*REQUIREMENT:* Transcribe the records below exactly, leaving out any pictures.

(Dataset records)
┌────────

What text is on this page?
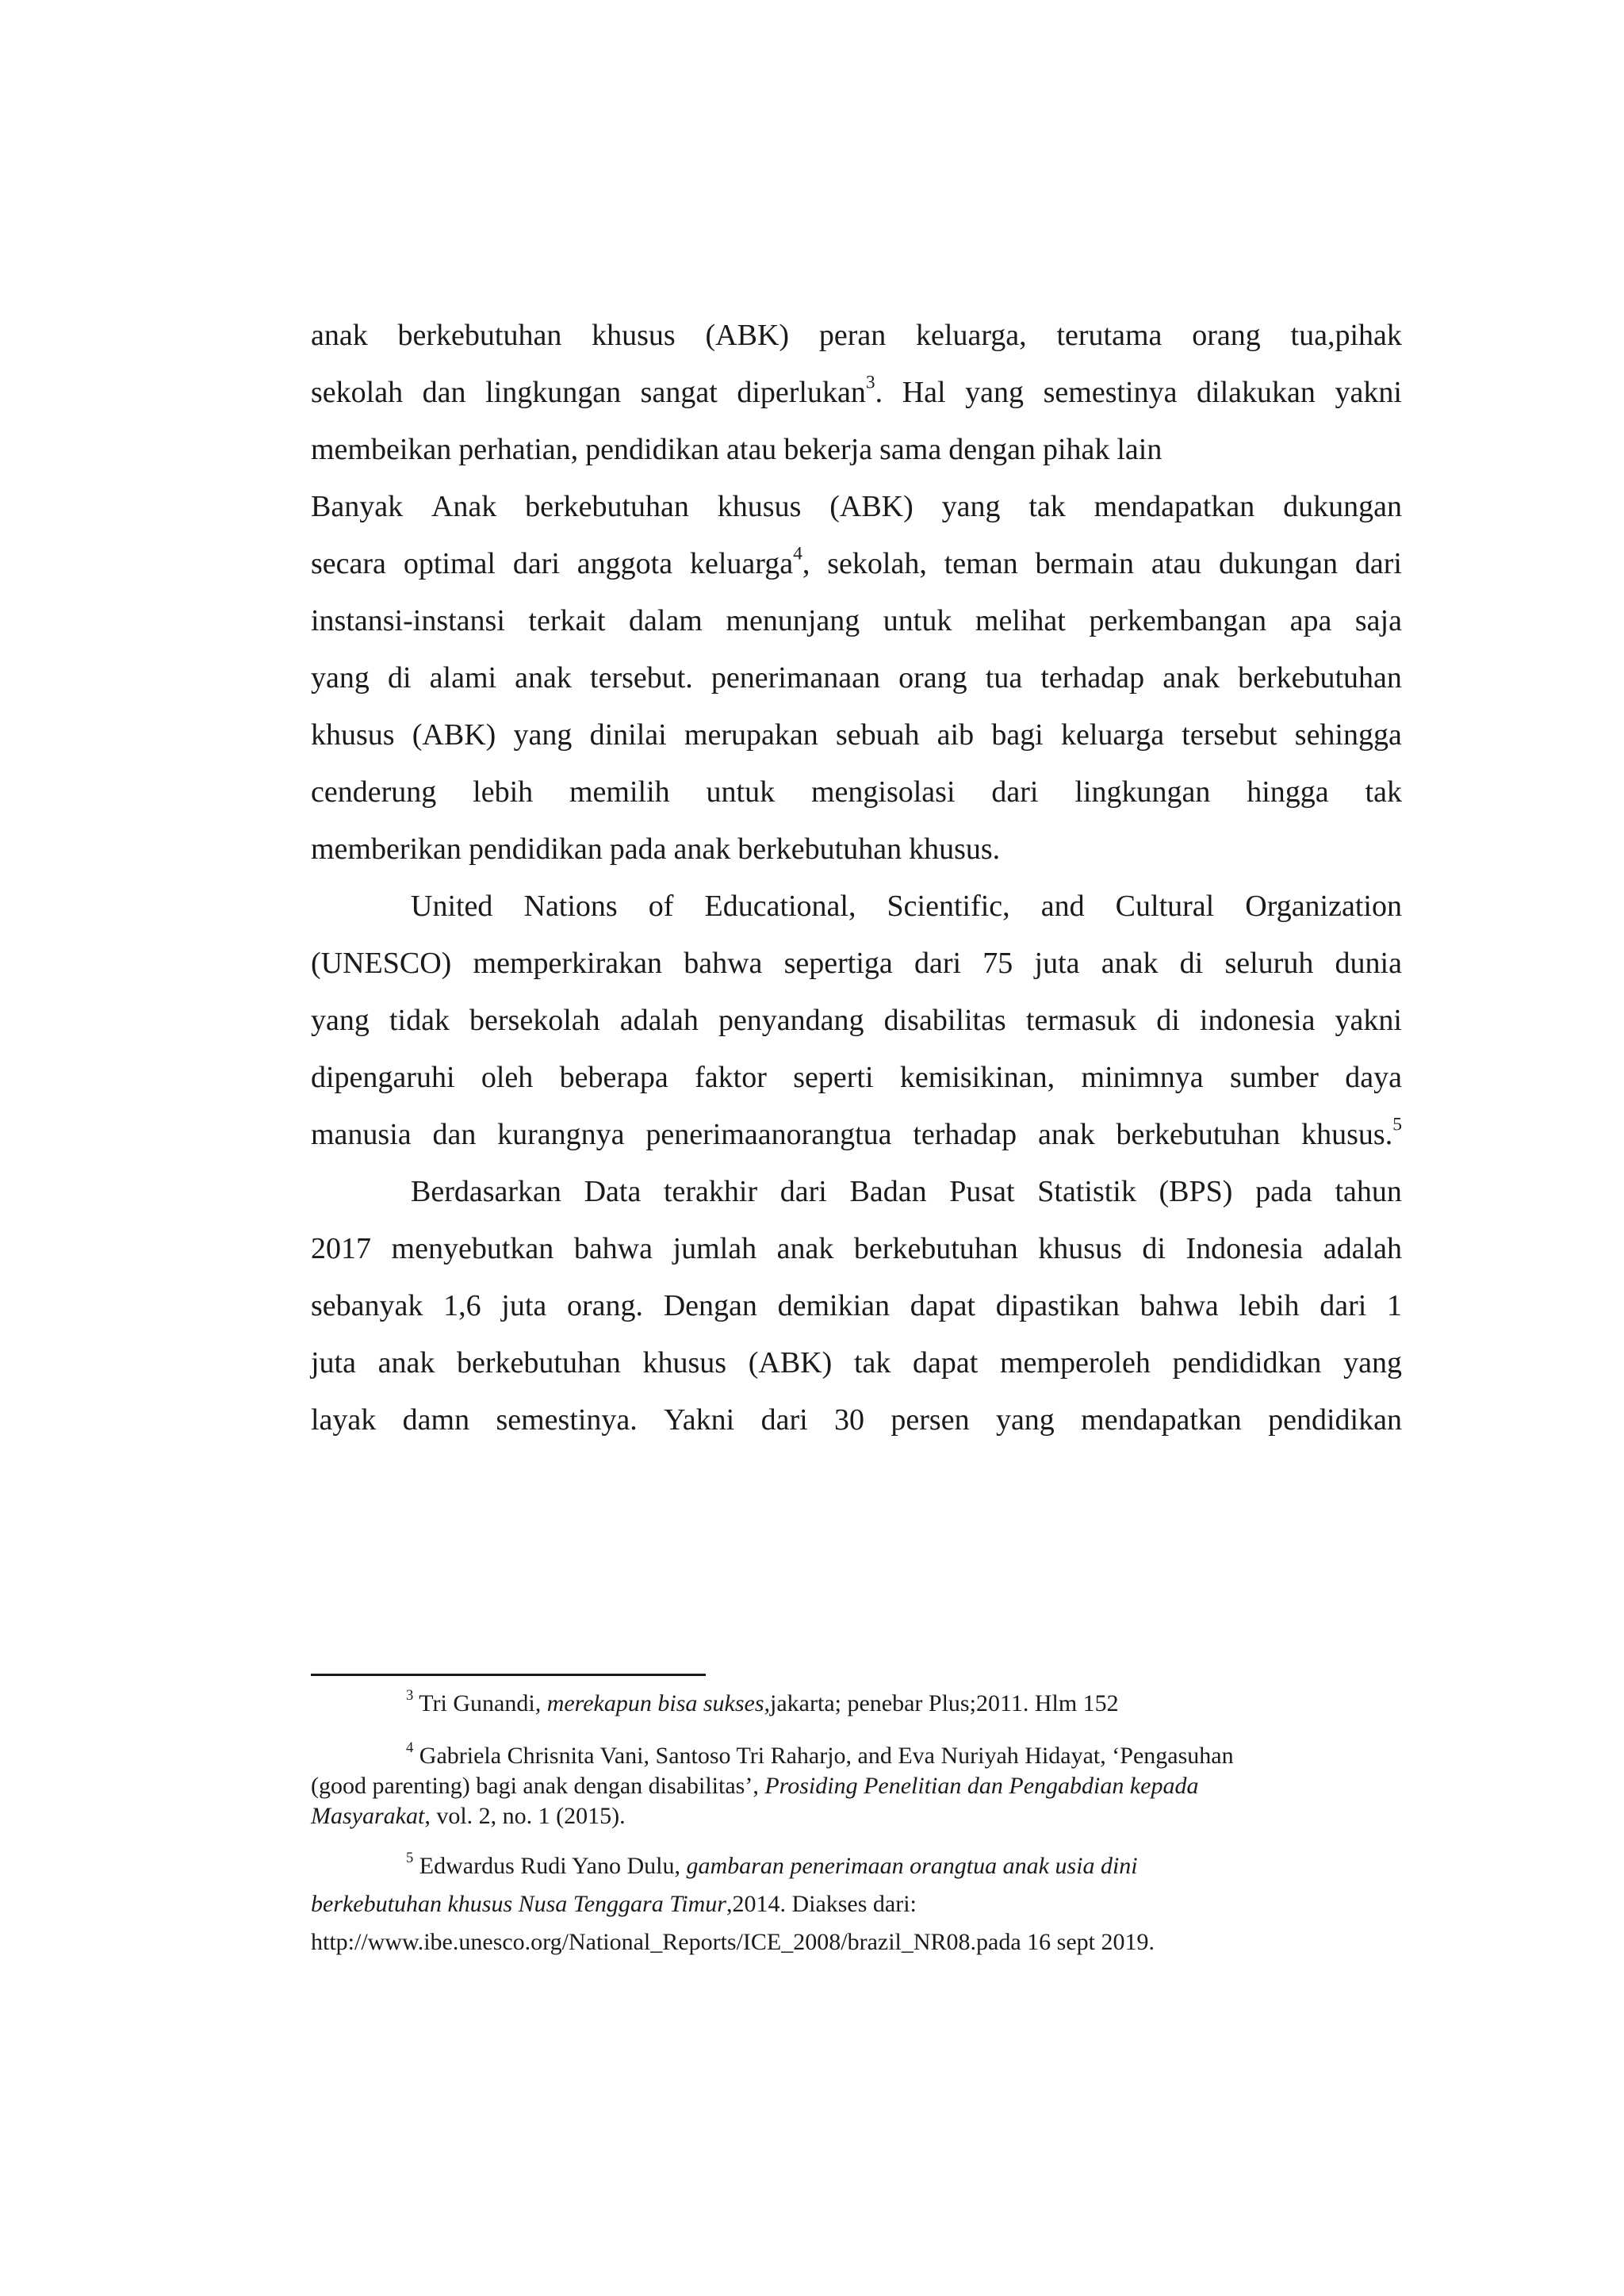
anak berkebutuhan khusus (ABK) peran keluarga, terutama orang tua,pihak
sekolah dan lingkungan sangat diperlukan$^3$. Hal yang semestinya dilakukan yakni
membeikan perhatian, pendidikan atau bekerja sama dengan pihak lain
Banyak Anak berkebutuhan khusus (ABK) yang tak mendapatkan dukungan
secara optimal dari anggota keluarga$^4$, sekolah, teman bermain atau dukungan dari
instansi-instansi terkait dalam menunjang untuk melihat perkembangan apa saja
yang di alami anak tersebut. penerimanaan orang tua terhadap anak berkebutuhan
khusus (ABK) yang dinilai merupakan sebuah aib bagi keluarga tersebut sehingga
cenderung lebih memilih untuk mengisolasi dari lingkungan hingga tak
memberikan pendidikan pada anak berkebutuhan khusus.
United Nations of Educational, Scientific, and Cultural Organization
(UNESCO) memperkirakan bahwa sepertiga dari 75 juta anak di seluruh dunia
yang tidak bersekolah adalah penyandang disabilitas termasuk di indonesia yakni
dipengaruhi oleh beberapa faktor seperti kemisikinan, minimnya sumber daya
manusia dan kurangnya penerimaanorangtua terhadap anak berkebutuhan khusus.$^5$
Berdasarkan Data terakhir dari Badan Pusat Statistik (BPS) pada tahun
2017 menyebutkan bahwa jumlah anak berkebutuhan khusus di Indonesia adalah
sebanyak 1,6 juta orang. Dengan demikian dapat dipastikan bahwa lebih dari 1
juta anak berkebutuhan khusus (ABK) tak dapat memperoleh pendididkan yang
layak damn semestinya. Yakni dari 30 persen yang mendapatkan pendidikan
$^3$ Tri Gunandi, merekapun bisa sukses,jakarta; penebar Plus;2011. Hlm 152
$^4$ Gabriela Chrisnita Vani, Santoso Tri Raharjo, and Eva Nuriyah Hidayat, ‘Pengasuhan
(good parenting) bagi anak dengan disabilitas’, Prosiding Penelitian dan Pengabdian kepada
Masyarakat, vol. 2, no. 1 (2015).
$^5$ Edwardus Rudi Yano Dulu, gambaran penerimaan orangtua anak usia dini
berkebutuhan khusus Nusa Tenggara Timur,2014. Diakses dari:
http://www.ibe.unesco.org/National_Reports/ICE_2008/brazil_NR08.pada 16 sept 2019.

└────────

*RESPONSE:*
What text is on this page?
anak berkebutuhan khusus (ABK) peran keluarga, terutama orang tua,pihak
sekolah dan lingkungan sangat diperlukan$^3$. Hal yang semestinya dilakukan yakni
membeikan perhatian, pendidikan atau bekerja sama dengan pihak lain
Banyak Anak berkebutuhan khusus (ABK) yang tak mendapatkan dukungan
secara optimal dari anggota keluarga$^4$, sekolah, teman bermain atau dukungan dari
instansi-instansi terkait dalam menunjang untuk melihat perkembangan apa saja
yang di alami anak tersebut. penerimanaan orang tua terhadap anak berkebutuhan
khusus (ABK) yang dinilai merupakan sebuah aib bagi keluarga tersebut sehingga
cenderung lebih memilih untuk mengisolasi dari lingkungan hingga tak
memberikan pendidikan pada anak berkebutuhan khusus.
United Nations of Educational, Scientific, and Cultural Organization
(UNESCO) memperkirakan bahwa sepertiga dari 75 juta anak di seluruh dunia
yang tidak bersekolah adalah penyandang disabilitas termasuk di indonesia yakni
dipengaruhi oleh beberapa faktor seperti kemisikinan, minimnya sumber daya
manusia dan kurangnya penerimaanorangtua terhadap anak berkebutuhan khusus.$^5$
Berdasarkan Data terakhir dari Badan Pusat Statistik (BPS) pada tahun
2017 menyebutkan bahwa jumlah anak berkebutuhan khusus di Indonesia adalah
sebanyak 1,6 juta orang. Dengan demikian dapat dipastikan bahwa lebih dari 1
juta anak berkebutuhan khusus (ABK) tak dapat memperoleh pendididkan yang
layak damn semestinya. Yakni dari 30 persen yang mendapatkan pendidikan
$^3$ Tri Gunandi, merekapun bisa sukses,jakarta; penebar Plus;2011. Hlm 152
$^4$ Gabriela Chrisnita Vani, Santoso Tri Raharjo, and Eva Nuriyah Hidayat, ‘Pengasuhan
(good parenting) bagi anak dengan disabilitas’, Prosiding Penelitian dan Pengabdian kepada
Masyarakat, vol. 2, no. 1 (2015).
$^5$ Edwardus Rudi Yano Dulu, gambaran penerimaan orangtua anak usia dini
berkebutuhan khusus Nusa Tenggara Timur,2014. Diakses dari:
http://www.ibe.unesco.org/National_Reports/ICE_2008/brazil_NR08.pada 16 sept 2019.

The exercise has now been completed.